───── Dataset entries ─────
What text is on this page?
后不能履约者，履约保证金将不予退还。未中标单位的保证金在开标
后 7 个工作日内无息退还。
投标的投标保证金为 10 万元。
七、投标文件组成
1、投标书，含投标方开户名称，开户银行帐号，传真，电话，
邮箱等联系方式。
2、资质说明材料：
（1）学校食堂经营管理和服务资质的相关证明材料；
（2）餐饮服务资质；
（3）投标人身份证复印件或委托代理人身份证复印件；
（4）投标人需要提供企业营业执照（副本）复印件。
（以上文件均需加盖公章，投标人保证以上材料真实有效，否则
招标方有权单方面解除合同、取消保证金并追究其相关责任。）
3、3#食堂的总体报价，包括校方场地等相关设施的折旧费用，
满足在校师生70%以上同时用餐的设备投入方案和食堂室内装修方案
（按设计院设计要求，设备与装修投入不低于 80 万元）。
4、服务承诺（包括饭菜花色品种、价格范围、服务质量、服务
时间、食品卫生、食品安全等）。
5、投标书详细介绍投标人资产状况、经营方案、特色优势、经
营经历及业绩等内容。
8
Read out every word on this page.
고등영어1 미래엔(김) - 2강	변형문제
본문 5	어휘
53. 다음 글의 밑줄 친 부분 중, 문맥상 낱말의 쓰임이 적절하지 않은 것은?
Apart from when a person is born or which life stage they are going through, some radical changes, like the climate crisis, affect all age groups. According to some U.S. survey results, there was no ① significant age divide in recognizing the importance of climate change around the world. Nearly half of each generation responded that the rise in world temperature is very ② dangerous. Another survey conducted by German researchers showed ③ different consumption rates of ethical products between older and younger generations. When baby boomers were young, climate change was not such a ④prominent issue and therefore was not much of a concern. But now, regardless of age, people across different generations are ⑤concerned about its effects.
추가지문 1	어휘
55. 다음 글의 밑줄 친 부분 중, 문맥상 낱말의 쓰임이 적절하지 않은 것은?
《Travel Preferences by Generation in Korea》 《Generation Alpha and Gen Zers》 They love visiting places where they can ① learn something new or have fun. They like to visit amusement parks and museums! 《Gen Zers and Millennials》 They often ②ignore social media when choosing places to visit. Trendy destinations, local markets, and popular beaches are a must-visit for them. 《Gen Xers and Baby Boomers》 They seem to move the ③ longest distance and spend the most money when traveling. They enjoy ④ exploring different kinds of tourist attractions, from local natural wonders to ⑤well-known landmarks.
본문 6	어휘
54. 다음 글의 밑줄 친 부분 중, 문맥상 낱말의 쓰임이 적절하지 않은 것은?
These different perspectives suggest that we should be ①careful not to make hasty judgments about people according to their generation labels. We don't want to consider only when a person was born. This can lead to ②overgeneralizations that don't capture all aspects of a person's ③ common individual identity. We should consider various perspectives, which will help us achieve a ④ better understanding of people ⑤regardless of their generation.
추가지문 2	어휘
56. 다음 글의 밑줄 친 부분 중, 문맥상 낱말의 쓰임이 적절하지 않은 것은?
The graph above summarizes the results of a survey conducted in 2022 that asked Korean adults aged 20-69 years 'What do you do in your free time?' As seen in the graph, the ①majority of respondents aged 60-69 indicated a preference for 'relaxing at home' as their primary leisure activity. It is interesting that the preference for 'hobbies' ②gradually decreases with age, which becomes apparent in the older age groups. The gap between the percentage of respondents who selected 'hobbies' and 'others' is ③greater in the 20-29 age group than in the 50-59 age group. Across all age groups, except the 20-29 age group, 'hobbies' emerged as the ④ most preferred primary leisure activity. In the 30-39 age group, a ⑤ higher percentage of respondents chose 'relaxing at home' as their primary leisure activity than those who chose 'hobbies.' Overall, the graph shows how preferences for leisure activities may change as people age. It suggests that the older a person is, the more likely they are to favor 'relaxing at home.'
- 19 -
─────
Requirements: Return every entry exactly as given.

Response below:
What text is on this page?
后不能履约者，履约保证金将不予退还。未中标单位的保证金在开标
后 7 个工作日内无息退还。
投标的投标保证金为 10 万元。
七、投标文件组成
1、投标书，含投标方开户名称，开户银行帐号，传真，电话，
邮箱等联系方式。
2、资质说明材料：
（1）学校食堂经营管理和服务资质的相关证明材料；
（2）餐饮服务资质；
（3）投标人身份证复印件或委托代理人身份证复印件；
（4）投标人需要提供企业营业执照（副本）复印件。
（以上文件均需加盖公章，投标人保证以上材料真实有效，否则
招标方有权单方面解除合同、取消保证金并追究其相关责任。）
3、3#食堂的总体报价，包括校方场地等相关设施的折旧费用，
满足在校师生70%以上同时用餐的设备投入方案和食堂室内装修方案
（按设计院设计要求，设备与装修投入不低于 80 万元）。
4、服务承诺（包括饭菜花色品种、价格范围、服务质量、服务
时间、食品卫生、食品安全等）。
5、投标书详细介绍投标人资产状况、经营方案、特色优势、经
营经历及业绩等内容。
8
Read out every word on this page.
고등영어1 미래엔(김) - 2강	변형문제
본문 5	어휘
53. 다음 글의 밑줄 친 부분 중, 문맥상 낱말의 쓰임이 적절하지 않은 것은?
Apart from when a person is born or which life stage they are going through, some radical changes, like the climate crisis, affect all age groups. According to some U.S. survey results, there was no ① significant age divide in recognizing the importance of climate change around the world. Nearly half of each generation responded that the rise in world temperature is very ② dangerous. Another survey conducted by German researchers showed ③ different consumption rates of ethical products between older and younger generations. When baby boomers were young, climate change was not such a ④prominent issue and therefore was not much of a concern. But now, regardless of age, people across different generations are ⑤concerned about its effects.
추가지문 1	어휘
55. 다음 글의 밑줄 친 부분 중, 문맥상 낱말의 쓰임이 적절하지 않은 것은?
《Travel Preferences by Generation in Korea》 《Generation Alpha and Gen Zers》 They love visiting places where they can ① learn something new or have fun. They like to visit amusement parks and museums! 《Gen Zers and Millennials》 They often ②ignore social media when choosing places to visit. Trendy destinations, local markets, and popular beaches are a must-visit for them. 《Gen Xers and Baby Boomers》 They seem to move the ③ longest distance and spend the most money when traveling. They enjoy ④ exploring different kinds of tourist attractions, from local natural wonders to ⑤well-known landmarks.
본문 6	어휘
54. 다음 글의 밑줄 친 부분 중, 문맥상 낱말의 쓰임이 적절하지 않은 것은?
These different perspectives suggest that we should be ①careful not to make hasty judgments about people according to their generation labels. We don't want to consider only when a person was born. This can lead to ②overgeneralizations that don't capture all aspects of a person's ③ common individual identity. We should consider various perspectives, which will help us achieve a ④ better understanding of people ⑤regardless of their generation.
추가지문 2	어휘
56. 다음 글의 밑줄 친 부분 중, 문맥상 낱말의 쓰임이 적절하지 않은 것은?
The graph above summarizes the results of a survey conducted in 2022 that asked Korean adults aged 20-69 years 'What do you do in your free time?' As seen in the graph, the ①majority of respondents aged 60-69 indicated a preference for 'relaxing at home' as their primary leisure activity. It is interesting that the preference for 'hobbies' ②gradually decreases with age, which becomes apparent in the older age groups. The gap between the percentage of respondents who selected 'hobbies' and 'others' is ③greater in the 20-29 age group than in the 50-59 age group. Across all age groups, except the 20-29 age group, 'hobbies' emerged as the ④ most preferred primary leisure activity. In the 30-39 age group, a ⑤ higher percentage of respondents chose 'relaxing at home' as their primary leisure activity than those who chose 'hobbies.' Overall, the graph shows how preferences for leisure activities may change as people age. It suggests that the older a person is, the more likely they are to favor 'relaxing at home.'
- 19 -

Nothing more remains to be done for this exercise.